[Task prompt]
Search the entries for the word "Solving" and pull out each line that has it.

[Dataset rows]
--

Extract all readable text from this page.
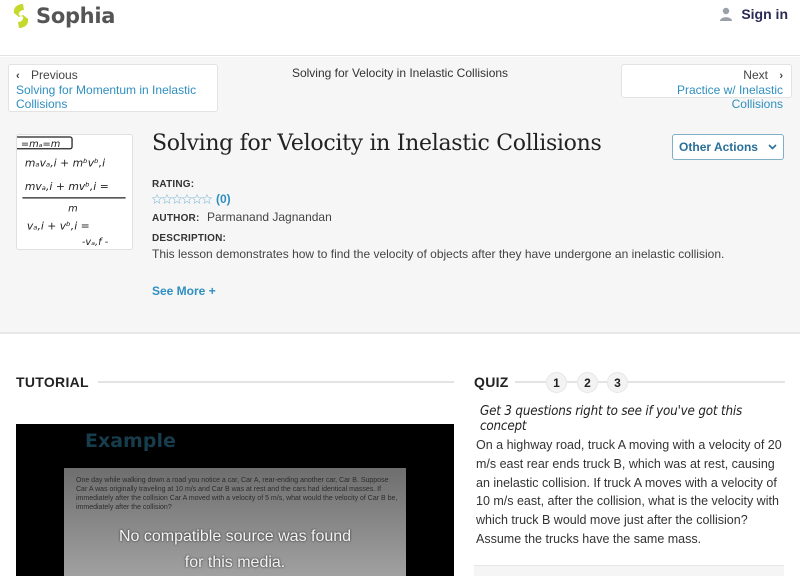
Sophia	Sign in
‹ Previous
Solving for Momentum in Inelastic Collisions
Solving for Velocity in Inelastic Collisions	Next ›
Practice w/ Inelastic Collisions
=mₐ=m
mₐvₐ,i + mᵇvᵇ,i
mvₐ,i + mvᵇ,i =
m
vₐ,i + vᵇ,i =
-vₐ,f -
Solving for Velocity in Inelastic Collisions	Other Actions
RATING:
(0)
AUTHOR: Parmanand Jagnandan
DESCRIPTION:
This lesson demonstrates how to find the velocity of objects after they have undergone an inelastic collision.
See More +
TUTORIAL
Example
One day while walking down a road you notice a car, Car A, rear-ending another car, Car B. Suppose Car A was originally traveling at 10 m/s and Car B was at rest and the cars had identical masses. If immediately after the collision Car A moved with a velocity of 5 m/s, what would the velocity of Car B be, immediately after the collision?
No compatible source was found
for this media.
QUIZ	1	2	3
Get 3 questions right to see if you've got this concept
On a highway road, truck A moving with a velocity of 20 m/s east rear ends truck B, which was at rest, causing an inelastic collision. If truck A moves with a velocity of 10 m/s east, after the collision, what is the velocity with which truck B would move just after the collision? Assume the trucks have the same mass.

--

[Finished task]
Solving for Momentum in Inelastic Collisions
Solving for Velocity in Inelastic Collisions	Next ›
Solving for Velocity in Inelastic Collisions	Other Actions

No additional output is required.